Track down the lines that contain "Вермикулит" and copy them.
##### SUPPLIED INFORMATION
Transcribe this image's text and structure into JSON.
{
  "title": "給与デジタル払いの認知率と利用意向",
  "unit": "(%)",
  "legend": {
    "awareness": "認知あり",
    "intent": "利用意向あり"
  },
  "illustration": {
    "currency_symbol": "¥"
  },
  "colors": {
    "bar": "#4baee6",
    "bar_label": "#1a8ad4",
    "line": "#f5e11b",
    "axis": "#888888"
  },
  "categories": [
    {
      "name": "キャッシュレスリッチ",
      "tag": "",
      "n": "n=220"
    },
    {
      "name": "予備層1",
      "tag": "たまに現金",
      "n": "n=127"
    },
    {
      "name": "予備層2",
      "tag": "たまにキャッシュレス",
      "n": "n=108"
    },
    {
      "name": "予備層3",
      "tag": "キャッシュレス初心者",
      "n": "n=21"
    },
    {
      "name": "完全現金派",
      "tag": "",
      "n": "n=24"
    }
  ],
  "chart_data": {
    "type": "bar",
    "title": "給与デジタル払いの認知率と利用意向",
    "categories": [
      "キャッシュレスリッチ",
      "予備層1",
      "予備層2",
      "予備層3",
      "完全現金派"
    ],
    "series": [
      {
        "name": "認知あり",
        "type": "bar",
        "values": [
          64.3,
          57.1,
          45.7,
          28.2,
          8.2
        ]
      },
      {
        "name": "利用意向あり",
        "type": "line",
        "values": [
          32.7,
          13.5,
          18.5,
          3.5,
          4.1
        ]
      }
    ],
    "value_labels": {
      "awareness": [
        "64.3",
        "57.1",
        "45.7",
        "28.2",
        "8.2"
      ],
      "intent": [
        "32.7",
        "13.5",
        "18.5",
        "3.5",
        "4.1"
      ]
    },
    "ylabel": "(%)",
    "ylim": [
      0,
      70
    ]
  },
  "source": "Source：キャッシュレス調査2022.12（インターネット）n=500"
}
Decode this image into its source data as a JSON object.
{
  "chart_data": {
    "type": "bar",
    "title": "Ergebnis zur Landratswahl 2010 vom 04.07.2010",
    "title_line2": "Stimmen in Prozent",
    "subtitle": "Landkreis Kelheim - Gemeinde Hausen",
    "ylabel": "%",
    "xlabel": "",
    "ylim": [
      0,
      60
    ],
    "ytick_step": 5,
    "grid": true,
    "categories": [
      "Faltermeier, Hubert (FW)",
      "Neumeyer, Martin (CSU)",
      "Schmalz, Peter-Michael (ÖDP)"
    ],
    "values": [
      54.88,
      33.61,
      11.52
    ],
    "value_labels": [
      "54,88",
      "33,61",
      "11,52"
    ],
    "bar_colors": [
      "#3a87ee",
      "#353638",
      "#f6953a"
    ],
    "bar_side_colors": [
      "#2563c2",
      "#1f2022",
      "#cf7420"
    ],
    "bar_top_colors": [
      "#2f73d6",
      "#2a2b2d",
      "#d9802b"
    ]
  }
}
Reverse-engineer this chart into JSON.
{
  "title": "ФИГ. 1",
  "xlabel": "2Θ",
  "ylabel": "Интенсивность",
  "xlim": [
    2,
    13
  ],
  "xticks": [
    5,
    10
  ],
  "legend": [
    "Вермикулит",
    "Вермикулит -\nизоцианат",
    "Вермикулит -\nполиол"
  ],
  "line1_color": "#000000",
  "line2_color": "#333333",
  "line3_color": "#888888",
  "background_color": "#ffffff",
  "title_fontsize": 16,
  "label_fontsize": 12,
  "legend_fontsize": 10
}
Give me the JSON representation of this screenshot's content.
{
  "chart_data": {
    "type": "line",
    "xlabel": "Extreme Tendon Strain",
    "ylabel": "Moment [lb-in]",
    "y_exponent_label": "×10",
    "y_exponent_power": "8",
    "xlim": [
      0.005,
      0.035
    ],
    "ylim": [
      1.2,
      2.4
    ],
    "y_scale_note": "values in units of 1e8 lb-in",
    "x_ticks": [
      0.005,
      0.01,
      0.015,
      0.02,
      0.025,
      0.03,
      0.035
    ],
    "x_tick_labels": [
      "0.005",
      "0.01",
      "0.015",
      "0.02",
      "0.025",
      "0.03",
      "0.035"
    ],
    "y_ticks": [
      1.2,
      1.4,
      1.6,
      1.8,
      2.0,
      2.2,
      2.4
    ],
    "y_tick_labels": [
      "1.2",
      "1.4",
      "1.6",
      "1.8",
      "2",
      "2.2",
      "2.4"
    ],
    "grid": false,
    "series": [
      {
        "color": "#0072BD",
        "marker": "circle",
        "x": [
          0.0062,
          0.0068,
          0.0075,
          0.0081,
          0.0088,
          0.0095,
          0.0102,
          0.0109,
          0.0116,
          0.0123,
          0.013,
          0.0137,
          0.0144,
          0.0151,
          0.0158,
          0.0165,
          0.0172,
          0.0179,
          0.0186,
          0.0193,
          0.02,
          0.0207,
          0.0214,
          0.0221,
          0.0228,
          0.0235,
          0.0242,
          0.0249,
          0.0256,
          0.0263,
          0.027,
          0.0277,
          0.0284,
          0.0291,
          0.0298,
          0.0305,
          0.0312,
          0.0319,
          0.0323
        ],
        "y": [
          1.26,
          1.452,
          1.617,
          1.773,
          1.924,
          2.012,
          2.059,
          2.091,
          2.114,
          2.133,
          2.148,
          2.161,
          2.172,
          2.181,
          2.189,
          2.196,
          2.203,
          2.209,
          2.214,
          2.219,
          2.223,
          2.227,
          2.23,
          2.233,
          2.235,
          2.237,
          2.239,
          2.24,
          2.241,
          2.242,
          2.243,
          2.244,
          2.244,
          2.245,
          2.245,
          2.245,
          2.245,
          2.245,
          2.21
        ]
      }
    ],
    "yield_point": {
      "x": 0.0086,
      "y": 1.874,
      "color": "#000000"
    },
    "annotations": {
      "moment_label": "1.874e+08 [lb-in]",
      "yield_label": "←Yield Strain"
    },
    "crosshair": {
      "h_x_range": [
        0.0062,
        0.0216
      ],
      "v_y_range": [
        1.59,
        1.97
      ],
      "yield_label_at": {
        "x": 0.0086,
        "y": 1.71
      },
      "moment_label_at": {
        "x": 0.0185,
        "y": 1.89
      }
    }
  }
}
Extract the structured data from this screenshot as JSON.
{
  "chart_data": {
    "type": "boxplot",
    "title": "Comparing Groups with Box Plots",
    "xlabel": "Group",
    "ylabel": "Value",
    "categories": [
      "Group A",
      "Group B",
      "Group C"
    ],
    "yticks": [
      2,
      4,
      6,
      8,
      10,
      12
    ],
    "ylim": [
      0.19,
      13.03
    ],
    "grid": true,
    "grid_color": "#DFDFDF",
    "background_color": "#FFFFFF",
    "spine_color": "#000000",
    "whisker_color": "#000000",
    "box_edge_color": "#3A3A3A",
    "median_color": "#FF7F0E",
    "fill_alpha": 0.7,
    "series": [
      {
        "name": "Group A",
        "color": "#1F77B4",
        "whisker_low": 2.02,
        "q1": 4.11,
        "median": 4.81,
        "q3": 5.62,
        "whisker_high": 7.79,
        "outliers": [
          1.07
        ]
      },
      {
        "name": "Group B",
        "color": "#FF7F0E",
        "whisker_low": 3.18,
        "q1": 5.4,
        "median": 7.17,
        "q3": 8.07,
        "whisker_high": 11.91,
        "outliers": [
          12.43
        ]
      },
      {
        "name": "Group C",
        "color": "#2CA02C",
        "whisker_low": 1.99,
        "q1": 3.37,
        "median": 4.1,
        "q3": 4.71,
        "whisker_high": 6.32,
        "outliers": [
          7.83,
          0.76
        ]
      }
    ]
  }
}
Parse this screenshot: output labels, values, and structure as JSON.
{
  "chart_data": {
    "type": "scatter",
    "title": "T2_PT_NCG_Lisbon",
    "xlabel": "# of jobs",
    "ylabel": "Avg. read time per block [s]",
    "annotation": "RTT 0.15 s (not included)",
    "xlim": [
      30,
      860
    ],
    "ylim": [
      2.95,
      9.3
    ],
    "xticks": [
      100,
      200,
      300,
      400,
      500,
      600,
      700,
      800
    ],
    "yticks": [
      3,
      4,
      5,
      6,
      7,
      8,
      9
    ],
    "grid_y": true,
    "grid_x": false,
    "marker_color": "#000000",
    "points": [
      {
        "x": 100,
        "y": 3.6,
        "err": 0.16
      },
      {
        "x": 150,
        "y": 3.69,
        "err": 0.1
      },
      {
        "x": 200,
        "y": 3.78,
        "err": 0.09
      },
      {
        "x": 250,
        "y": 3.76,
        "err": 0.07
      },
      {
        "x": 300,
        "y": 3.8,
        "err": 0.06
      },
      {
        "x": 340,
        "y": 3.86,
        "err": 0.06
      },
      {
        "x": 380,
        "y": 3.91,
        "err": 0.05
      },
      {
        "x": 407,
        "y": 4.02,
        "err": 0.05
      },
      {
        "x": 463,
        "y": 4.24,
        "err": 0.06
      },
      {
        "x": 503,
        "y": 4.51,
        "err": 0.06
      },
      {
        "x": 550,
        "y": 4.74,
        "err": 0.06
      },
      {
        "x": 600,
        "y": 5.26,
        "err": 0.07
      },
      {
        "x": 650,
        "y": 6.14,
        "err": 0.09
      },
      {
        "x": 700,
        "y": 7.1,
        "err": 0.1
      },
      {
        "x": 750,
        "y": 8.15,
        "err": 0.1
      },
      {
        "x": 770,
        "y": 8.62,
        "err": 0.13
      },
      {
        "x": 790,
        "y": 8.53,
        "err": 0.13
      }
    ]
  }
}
##########
## ANSWER TO THE EXERCISE
    "Вермикулит",
    "Вермикулит -\nизоцианат",
    "Вермикулит -\nполиол"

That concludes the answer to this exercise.